• **Instruction**
Using the data below, determine the number of lines that include the string "this". Write only that number.

• **Listed entries**
(begin)

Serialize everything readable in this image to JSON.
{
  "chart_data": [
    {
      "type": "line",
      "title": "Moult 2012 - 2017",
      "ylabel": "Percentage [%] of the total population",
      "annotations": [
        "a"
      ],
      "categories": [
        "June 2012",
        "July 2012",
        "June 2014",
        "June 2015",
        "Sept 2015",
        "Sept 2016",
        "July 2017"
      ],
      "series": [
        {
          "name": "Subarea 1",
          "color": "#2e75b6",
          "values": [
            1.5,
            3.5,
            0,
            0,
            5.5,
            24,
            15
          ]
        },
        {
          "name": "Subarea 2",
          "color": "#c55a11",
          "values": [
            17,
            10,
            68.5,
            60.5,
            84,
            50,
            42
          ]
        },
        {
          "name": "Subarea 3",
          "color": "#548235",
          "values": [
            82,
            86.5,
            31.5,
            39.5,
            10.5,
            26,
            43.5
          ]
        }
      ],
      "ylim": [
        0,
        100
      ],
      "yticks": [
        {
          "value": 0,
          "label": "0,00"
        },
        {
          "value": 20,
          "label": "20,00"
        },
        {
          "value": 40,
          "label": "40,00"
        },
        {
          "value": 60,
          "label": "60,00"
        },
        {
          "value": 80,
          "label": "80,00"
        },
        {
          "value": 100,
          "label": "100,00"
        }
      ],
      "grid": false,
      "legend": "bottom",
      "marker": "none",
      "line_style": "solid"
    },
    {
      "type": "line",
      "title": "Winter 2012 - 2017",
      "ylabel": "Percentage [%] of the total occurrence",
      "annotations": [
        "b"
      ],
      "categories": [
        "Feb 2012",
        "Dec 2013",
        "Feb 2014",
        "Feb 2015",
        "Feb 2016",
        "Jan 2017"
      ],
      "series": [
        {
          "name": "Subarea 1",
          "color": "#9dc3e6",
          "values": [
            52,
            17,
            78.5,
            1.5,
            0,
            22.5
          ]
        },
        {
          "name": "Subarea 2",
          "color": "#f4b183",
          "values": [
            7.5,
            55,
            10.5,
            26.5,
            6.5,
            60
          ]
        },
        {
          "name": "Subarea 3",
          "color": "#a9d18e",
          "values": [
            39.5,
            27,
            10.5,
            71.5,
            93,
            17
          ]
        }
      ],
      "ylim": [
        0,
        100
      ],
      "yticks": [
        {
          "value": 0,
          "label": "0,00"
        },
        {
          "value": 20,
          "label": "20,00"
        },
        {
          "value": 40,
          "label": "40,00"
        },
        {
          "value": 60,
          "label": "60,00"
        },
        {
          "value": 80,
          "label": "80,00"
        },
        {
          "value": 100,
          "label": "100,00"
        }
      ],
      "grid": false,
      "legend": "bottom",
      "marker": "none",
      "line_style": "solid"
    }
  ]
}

(end)
(begin)

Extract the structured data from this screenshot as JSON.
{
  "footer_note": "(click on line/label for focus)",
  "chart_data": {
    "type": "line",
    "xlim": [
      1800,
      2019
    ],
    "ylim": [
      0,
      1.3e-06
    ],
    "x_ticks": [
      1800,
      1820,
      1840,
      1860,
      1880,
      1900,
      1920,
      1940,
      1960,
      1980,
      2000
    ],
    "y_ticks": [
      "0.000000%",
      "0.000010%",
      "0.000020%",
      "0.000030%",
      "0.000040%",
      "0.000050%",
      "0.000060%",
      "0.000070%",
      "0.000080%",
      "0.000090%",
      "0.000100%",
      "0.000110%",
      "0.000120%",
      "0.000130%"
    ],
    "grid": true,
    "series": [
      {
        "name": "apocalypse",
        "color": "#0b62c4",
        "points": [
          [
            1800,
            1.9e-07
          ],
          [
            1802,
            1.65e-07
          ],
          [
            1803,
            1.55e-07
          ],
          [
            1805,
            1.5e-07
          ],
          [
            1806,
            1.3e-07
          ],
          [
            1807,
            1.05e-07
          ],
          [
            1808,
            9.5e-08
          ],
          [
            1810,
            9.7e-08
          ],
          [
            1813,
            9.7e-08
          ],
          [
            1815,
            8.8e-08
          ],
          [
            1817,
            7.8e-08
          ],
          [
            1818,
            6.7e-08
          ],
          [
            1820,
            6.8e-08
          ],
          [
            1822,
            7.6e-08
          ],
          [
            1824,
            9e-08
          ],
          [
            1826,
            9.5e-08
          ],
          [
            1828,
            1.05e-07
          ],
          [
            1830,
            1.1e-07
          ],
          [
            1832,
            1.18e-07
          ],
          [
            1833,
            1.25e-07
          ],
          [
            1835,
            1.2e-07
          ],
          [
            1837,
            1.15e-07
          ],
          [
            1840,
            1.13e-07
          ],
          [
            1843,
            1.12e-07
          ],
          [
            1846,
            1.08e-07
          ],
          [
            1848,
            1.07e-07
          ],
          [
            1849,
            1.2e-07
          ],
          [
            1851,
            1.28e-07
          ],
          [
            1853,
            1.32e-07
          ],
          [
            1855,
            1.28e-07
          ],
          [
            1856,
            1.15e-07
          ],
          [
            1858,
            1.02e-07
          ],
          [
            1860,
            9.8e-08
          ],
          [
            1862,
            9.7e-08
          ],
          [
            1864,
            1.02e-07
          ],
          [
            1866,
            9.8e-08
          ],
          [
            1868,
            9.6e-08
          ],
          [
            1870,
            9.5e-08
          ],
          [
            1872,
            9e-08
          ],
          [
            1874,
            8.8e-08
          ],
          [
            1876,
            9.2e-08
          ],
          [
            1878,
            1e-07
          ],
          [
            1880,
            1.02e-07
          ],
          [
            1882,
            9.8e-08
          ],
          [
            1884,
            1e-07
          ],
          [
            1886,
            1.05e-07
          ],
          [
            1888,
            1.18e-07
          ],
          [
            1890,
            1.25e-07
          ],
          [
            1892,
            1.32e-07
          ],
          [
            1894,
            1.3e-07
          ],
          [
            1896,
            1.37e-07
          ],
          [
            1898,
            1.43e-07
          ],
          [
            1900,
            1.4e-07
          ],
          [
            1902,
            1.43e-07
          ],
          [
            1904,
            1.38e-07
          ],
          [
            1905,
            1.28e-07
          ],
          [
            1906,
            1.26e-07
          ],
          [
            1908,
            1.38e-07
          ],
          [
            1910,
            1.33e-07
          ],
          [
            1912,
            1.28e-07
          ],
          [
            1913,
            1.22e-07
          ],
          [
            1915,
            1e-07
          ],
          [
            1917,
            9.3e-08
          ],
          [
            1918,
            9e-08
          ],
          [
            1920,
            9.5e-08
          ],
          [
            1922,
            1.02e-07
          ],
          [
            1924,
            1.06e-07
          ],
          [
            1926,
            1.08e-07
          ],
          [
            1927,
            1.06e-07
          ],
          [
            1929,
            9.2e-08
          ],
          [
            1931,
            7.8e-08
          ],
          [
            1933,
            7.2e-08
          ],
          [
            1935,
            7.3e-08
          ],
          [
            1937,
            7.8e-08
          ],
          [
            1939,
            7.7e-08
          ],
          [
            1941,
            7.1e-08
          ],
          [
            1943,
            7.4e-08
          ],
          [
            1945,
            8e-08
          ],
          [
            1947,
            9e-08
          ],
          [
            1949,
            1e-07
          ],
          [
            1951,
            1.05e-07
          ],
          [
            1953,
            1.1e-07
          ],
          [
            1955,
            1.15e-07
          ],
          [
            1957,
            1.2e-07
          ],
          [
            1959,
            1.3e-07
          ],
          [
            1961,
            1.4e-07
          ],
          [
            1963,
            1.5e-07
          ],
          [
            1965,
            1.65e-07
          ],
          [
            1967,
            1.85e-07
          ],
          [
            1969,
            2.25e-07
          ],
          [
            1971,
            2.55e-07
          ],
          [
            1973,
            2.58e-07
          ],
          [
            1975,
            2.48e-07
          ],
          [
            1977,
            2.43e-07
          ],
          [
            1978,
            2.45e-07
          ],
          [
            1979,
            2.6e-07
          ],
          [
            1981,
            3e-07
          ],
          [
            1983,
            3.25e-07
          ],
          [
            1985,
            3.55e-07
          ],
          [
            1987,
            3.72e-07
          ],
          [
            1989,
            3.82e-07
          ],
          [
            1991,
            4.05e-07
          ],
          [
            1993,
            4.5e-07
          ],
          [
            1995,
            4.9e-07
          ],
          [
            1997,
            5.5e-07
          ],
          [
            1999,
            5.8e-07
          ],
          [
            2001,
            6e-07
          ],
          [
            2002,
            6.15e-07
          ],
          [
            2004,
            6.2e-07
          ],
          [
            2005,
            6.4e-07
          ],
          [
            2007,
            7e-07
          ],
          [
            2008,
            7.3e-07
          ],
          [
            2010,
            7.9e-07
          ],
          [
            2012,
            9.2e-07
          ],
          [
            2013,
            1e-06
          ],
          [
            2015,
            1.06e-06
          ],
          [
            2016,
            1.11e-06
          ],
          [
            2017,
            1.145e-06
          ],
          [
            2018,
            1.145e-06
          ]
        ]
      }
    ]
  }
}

(end)
(begin)

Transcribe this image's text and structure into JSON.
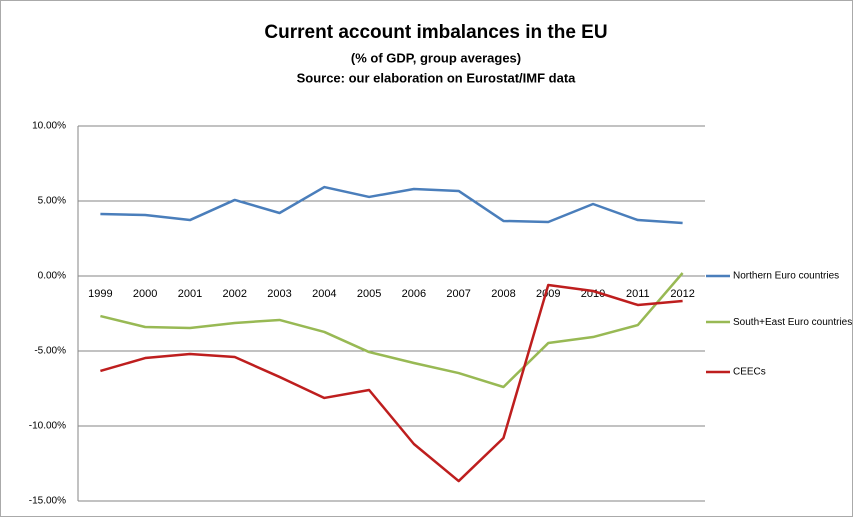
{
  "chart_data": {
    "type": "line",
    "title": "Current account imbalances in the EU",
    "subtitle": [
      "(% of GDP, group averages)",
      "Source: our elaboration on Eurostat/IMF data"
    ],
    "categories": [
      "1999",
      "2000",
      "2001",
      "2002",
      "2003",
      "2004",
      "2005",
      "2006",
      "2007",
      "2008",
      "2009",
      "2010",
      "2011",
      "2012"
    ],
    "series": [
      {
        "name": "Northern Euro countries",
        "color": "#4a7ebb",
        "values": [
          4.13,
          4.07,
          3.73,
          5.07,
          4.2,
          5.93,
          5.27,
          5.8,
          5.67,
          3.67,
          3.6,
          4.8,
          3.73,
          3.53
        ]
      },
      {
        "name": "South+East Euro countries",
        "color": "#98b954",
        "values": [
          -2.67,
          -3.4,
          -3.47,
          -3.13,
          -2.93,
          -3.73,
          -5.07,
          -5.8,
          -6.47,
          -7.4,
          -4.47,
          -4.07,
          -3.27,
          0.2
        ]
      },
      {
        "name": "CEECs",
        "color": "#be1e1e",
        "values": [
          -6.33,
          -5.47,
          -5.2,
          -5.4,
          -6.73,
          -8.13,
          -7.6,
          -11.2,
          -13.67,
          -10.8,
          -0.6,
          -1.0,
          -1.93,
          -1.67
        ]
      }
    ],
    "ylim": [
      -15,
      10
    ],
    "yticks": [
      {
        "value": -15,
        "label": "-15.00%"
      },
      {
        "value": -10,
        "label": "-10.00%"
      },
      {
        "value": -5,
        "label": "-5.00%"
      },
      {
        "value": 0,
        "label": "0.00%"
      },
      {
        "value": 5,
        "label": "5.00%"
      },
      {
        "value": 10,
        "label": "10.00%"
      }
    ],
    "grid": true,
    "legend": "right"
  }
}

(end)

• **Written response**
3